# [PROBLEM DESCRIPTION]
Copy every line of the listing that holds the string "filled".

── DATASET CONTENT

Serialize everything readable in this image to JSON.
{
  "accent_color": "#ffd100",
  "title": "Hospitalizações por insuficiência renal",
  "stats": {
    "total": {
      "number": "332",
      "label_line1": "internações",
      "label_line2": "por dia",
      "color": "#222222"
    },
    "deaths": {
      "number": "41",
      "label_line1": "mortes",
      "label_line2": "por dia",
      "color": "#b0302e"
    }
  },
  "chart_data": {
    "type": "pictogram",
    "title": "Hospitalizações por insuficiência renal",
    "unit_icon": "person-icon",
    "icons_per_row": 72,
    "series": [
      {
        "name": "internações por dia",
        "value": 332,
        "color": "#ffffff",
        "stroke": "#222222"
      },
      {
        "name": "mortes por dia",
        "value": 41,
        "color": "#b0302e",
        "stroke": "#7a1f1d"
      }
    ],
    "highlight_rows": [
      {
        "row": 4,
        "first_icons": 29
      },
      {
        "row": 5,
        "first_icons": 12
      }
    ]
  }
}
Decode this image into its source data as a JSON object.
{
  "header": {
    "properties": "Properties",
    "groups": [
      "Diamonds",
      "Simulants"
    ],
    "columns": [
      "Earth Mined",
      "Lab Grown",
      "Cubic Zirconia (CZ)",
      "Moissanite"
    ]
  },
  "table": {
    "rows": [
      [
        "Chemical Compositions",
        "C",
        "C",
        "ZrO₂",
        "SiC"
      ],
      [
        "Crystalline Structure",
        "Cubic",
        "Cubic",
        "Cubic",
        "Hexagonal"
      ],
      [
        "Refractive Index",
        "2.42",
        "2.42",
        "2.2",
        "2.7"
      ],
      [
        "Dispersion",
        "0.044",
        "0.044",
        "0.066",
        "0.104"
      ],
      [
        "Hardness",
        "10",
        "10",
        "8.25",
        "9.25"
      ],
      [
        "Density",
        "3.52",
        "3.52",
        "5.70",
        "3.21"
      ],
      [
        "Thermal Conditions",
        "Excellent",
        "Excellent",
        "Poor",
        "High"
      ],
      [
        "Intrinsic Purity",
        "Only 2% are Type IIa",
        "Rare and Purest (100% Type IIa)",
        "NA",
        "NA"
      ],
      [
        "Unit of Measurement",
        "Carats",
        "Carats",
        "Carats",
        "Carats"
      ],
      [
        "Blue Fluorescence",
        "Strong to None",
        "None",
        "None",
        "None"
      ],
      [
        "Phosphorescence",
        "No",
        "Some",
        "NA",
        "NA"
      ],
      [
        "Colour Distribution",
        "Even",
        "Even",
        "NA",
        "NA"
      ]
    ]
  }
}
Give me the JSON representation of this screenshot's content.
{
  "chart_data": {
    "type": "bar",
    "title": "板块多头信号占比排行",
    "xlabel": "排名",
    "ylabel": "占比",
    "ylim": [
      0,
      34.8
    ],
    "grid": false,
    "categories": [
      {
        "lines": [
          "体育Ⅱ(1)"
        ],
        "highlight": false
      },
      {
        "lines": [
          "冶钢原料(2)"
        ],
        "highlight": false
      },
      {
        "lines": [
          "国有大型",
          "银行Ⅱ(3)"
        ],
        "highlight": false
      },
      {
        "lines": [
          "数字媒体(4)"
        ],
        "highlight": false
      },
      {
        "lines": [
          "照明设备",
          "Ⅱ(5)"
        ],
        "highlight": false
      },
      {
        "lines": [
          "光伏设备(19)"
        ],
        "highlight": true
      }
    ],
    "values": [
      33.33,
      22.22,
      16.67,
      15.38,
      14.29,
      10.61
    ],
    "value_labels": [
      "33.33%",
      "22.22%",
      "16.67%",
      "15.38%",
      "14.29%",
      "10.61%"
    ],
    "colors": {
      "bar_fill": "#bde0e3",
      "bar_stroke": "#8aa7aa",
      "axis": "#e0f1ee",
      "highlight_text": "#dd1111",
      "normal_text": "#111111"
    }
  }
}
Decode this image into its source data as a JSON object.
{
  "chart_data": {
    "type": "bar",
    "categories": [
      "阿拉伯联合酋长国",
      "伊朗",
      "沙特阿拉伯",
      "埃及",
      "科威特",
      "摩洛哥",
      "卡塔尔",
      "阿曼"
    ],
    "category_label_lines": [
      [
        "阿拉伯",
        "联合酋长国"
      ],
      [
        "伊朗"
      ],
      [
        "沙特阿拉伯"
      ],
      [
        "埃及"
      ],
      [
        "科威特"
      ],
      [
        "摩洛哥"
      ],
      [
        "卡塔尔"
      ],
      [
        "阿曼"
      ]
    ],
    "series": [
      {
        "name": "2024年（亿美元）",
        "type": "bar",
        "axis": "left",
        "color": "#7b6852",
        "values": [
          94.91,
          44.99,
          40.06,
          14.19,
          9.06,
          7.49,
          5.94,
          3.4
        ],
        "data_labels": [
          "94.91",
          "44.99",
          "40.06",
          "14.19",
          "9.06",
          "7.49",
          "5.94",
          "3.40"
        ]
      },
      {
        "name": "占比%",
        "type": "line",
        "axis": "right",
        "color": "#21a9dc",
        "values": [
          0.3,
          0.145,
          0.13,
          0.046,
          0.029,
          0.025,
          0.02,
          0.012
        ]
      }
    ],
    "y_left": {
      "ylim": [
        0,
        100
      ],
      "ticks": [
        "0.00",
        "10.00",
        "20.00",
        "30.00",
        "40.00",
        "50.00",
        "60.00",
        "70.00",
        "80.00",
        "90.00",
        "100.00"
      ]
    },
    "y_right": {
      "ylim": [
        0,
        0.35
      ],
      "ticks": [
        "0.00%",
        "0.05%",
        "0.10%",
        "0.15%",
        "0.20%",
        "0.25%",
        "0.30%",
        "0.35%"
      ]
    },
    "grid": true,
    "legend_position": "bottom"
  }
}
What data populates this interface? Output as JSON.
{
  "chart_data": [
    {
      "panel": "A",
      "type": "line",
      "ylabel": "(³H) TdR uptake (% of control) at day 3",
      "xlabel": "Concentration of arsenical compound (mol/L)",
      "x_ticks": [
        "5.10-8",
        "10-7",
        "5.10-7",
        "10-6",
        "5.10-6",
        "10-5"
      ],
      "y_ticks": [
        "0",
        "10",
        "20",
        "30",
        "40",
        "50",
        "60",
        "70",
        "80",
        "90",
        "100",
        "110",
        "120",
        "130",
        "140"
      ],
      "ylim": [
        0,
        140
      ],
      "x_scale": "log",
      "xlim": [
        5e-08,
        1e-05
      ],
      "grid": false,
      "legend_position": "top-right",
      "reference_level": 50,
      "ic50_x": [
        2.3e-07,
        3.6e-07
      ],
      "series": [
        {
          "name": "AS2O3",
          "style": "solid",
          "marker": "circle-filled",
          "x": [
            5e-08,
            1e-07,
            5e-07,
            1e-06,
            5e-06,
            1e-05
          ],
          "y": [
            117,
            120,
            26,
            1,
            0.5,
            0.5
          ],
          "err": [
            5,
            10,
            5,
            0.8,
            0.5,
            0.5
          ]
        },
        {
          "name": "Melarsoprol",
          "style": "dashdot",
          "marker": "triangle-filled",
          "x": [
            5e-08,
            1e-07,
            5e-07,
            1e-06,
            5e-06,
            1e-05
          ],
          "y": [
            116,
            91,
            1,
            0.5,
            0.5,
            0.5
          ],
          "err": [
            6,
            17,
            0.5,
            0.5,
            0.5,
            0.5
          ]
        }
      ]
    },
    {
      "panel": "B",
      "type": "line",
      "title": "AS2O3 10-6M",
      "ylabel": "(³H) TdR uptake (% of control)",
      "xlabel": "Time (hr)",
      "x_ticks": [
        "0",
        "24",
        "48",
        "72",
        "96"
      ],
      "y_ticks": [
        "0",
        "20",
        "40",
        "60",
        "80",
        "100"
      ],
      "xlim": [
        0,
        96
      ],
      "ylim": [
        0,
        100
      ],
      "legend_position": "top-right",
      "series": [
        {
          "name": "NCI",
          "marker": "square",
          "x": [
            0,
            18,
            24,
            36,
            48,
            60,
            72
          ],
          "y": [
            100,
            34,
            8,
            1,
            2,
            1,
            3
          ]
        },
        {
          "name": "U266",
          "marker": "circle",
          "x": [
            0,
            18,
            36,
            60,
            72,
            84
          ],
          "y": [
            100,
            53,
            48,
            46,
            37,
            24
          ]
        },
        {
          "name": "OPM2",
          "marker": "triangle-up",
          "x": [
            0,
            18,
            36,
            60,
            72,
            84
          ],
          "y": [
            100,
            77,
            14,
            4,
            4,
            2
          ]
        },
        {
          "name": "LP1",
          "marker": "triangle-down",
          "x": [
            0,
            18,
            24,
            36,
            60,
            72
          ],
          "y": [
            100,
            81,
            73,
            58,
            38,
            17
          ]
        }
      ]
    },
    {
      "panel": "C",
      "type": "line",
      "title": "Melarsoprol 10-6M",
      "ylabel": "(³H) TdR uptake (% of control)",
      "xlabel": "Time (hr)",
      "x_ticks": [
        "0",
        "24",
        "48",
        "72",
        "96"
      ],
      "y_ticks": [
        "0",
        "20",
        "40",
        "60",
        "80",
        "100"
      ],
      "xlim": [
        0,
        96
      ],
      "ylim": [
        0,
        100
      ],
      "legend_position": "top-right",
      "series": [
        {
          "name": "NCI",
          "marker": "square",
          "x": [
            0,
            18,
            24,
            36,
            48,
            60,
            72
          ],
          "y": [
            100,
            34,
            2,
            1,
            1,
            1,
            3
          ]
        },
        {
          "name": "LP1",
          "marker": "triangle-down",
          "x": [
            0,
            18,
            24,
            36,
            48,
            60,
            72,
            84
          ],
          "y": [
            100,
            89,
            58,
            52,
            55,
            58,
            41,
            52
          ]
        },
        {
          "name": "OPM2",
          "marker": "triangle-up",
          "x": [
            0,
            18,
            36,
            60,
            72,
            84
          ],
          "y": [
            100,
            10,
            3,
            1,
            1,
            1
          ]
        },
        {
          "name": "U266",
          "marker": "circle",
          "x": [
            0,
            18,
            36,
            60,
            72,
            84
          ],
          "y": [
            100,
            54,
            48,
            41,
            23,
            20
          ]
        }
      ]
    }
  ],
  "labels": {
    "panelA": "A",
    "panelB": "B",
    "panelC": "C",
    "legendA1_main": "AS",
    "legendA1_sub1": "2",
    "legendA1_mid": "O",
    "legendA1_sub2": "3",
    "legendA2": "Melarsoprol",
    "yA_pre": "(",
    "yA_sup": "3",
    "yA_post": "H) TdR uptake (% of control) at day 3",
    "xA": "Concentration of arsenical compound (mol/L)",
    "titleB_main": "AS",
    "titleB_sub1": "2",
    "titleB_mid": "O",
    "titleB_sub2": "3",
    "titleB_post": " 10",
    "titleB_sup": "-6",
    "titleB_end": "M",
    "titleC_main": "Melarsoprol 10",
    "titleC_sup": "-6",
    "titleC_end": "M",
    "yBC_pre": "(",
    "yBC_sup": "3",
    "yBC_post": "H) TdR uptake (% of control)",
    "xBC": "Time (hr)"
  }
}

────

# [EXERCISE SOLUTION]
          "marker": "circle-filled",
          "marker": "triangle-filled",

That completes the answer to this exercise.